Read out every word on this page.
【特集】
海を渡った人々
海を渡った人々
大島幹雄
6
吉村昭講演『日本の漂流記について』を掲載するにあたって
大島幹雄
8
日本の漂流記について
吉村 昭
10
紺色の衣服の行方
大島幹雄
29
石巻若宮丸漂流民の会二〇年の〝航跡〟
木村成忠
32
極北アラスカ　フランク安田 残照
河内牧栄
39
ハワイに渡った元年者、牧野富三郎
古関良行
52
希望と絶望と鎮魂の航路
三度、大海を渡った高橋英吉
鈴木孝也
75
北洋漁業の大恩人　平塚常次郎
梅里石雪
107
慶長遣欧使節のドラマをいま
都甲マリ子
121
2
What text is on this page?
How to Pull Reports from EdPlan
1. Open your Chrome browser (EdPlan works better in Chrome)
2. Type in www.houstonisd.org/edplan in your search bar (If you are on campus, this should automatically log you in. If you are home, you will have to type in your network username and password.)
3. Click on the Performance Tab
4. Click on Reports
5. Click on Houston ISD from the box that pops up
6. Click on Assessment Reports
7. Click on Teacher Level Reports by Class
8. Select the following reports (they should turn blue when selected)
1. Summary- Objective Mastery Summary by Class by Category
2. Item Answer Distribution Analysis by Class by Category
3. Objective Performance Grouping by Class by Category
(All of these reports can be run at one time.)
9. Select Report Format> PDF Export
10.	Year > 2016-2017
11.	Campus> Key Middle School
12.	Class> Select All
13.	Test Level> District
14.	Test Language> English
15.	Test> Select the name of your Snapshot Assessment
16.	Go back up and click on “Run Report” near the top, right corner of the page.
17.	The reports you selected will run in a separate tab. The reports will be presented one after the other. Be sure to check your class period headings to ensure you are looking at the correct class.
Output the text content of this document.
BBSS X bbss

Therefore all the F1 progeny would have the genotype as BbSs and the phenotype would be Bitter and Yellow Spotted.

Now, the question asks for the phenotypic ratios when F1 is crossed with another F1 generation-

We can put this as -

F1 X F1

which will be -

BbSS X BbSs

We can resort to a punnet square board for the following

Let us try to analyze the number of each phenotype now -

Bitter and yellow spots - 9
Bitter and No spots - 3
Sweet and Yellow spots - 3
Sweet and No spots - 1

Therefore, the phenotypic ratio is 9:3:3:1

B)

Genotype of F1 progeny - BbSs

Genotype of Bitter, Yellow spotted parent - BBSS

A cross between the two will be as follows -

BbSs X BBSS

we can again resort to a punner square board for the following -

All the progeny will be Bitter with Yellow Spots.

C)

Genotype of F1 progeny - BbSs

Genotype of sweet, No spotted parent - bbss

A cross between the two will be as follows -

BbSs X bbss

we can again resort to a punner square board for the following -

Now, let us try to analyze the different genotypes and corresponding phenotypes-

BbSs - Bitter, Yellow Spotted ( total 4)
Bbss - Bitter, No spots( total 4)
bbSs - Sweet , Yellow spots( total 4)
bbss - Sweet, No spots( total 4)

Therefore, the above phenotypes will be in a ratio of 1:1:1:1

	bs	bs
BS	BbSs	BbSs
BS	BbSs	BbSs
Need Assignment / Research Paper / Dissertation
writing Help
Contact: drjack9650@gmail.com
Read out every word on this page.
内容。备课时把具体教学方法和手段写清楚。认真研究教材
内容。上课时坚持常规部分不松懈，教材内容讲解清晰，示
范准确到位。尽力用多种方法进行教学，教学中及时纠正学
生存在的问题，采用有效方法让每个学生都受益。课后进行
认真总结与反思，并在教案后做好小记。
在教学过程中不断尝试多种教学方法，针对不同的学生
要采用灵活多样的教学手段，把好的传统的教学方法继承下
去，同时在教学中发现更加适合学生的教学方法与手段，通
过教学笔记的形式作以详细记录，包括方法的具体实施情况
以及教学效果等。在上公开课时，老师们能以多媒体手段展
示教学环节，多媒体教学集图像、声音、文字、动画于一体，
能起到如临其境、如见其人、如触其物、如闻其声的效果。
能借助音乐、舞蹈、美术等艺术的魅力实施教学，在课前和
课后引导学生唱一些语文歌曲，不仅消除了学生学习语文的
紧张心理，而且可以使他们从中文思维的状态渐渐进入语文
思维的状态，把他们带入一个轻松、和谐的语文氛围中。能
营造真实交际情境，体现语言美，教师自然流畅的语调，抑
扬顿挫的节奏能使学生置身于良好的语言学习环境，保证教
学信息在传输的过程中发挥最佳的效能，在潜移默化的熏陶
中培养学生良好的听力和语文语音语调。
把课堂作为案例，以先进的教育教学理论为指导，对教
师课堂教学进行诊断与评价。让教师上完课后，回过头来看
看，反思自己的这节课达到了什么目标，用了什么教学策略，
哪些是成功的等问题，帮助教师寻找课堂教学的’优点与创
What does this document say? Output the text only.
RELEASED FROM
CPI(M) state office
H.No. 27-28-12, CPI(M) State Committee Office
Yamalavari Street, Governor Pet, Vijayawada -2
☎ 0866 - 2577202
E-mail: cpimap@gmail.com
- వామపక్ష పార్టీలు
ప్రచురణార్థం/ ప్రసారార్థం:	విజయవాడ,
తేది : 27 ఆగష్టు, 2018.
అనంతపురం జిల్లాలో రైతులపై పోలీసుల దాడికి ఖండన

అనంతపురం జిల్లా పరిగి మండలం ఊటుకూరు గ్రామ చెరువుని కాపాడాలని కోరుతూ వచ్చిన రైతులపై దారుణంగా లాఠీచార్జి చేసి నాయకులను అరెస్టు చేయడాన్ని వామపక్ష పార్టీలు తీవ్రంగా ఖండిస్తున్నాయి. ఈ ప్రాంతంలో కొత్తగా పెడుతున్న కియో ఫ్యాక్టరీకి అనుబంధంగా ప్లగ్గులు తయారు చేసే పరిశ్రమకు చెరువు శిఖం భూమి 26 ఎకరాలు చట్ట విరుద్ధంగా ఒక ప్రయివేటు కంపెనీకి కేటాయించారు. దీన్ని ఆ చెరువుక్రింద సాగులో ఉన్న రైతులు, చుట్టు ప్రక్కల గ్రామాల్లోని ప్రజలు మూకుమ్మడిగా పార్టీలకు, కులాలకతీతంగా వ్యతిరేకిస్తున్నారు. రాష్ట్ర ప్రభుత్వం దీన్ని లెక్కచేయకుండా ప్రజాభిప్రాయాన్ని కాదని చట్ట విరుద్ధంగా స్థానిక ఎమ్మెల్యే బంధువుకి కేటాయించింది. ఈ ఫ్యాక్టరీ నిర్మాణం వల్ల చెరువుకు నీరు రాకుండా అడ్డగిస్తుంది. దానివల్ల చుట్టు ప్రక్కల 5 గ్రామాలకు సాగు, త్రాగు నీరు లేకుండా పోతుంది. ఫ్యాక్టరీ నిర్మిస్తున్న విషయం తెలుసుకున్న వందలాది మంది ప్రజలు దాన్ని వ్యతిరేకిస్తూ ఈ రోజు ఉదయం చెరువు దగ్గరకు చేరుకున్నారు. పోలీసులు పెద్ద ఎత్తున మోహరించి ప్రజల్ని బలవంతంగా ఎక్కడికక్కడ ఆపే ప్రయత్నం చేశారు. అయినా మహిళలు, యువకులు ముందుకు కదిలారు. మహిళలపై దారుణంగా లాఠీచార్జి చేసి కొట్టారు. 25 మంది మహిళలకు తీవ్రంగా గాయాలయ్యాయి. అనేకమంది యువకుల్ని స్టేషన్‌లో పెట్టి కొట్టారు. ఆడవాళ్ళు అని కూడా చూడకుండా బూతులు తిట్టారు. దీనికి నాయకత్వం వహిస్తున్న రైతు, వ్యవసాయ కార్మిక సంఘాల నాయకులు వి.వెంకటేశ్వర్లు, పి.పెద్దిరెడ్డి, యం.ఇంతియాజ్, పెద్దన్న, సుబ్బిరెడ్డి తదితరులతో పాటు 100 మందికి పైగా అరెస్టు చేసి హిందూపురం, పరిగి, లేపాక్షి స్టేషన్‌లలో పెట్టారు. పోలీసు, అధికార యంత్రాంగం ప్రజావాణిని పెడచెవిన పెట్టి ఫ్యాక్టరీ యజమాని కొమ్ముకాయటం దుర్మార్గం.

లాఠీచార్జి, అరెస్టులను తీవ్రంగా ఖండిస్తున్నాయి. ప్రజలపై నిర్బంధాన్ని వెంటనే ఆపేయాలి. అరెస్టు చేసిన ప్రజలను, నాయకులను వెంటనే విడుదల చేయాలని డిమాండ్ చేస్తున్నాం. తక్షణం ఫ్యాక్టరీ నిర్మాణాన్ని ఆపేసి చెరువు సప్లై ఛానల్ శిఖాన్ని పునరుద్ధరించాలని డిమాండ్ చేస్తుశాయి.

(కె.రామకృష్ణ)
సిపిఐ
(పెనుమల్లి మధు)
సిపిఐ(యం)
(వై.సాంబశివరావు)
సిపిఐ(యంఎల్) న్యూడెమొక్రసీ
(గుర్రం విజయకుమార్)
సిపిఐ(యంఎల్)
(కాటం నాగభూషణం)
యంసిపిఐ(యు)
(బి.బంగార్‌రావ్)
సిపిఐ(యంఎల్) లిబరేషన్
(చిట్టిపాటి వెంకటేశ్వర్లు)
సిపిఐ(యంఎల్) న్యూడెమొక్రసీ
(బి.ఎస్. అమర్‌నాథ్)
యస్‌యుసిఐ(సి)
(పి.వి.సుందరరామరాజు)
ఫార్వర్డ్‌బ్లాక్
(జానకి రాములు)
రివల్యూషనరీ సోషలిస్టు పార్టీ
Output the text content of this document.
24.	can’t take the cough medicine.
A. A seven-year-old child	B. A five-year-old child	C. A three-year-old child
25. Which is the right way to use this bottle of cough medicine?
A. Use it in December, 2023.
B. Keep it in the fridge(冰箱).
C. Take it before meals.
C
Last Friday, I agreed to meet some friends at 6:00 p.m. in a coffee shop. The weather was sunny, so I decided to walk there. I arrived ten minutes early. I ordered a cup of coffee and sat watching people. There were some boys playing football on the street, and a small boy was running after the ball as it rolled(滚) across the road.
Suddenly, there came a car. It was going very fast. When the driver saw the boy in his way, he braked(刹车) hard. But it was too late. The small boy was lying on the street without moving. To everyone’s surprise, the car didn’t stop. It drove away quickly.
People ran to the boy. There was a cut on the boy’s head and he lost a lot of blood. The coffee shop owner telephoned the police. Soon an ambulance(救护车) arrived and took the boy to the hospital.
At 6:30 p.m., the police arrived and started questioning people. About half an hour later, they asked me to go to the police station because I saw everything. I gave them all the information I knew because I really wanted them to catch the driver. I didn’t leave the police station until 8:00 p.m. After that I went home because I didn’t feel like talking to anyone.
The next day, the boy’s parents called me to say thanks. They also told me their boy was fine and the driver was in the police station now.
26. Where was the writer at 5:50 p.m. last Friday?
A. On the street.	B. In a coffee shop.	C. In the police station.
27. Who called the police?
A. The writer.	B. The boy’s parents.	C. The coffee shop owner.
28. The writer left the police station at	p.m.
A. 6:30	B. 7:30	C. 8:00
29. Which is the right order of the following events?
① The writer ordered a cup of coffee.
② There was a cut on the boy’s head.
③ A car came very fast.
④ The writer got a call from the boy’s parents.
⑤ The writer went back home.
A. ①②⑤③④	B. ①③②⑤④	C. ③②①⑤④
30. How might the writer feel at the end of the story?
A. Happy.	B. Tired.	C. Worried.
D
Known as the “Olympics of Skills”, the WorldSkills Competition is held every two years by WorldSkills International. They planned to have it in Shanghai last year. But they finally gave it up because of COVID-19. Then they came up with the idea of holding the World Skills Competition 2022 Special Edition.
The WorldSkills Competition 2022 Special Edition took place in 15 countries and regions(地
______
• [Work to do] Scan the records above for the string "total", then report every line that contains it.

• [Reply to the task]
BbSs - Bitter, Yellow Spotted ( total 4)
Bbss - Bitter, No spots( total 4)
bbSs - Sweet , Yellow spots( total 4)
bbss - Sweet, No spots( total 4)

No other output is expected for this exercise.